Copy every record exactly, and keep the pictures out.

================================

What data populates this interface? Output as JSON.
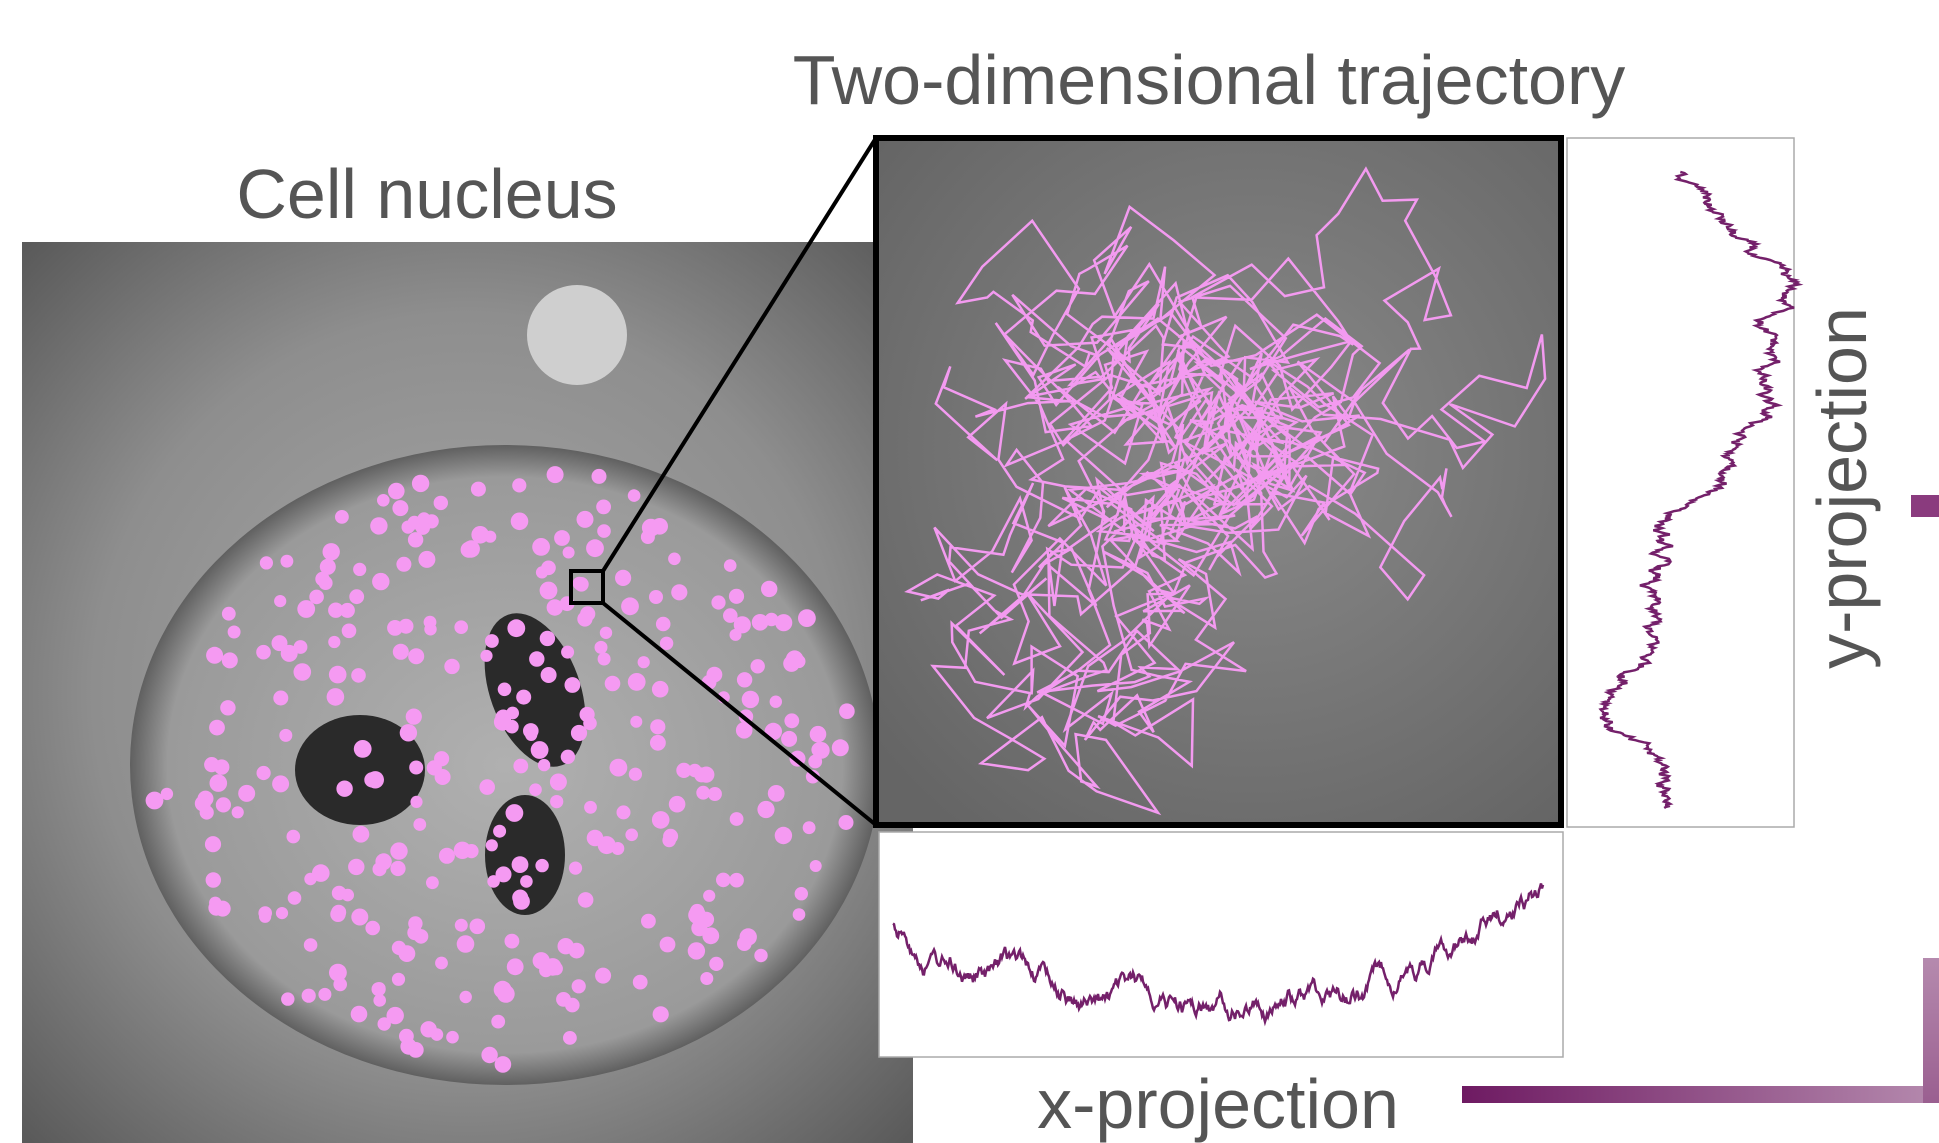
{
  "title": "Two-dimensional trajectory",
  "image_label": "Cell nucleus",
  "y_projection_label": "y-projection",
  "x_projection_label": "x-projection"
}
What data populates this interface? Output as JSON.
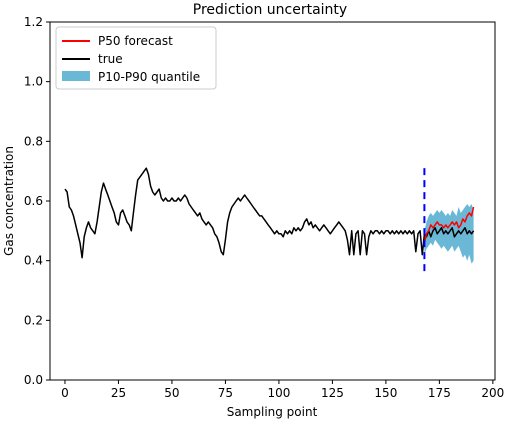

================================

• COMPLETED TASK
What data populates this interface? Output as JSON.
{
  "title": "Two-dimensional trajectory",
  "image_label": "Cell nucleus",
  "y_projection_label": "y-projection",
  "x_projection_label": "x-projection"
}
What data populates this interface? Output as JSON.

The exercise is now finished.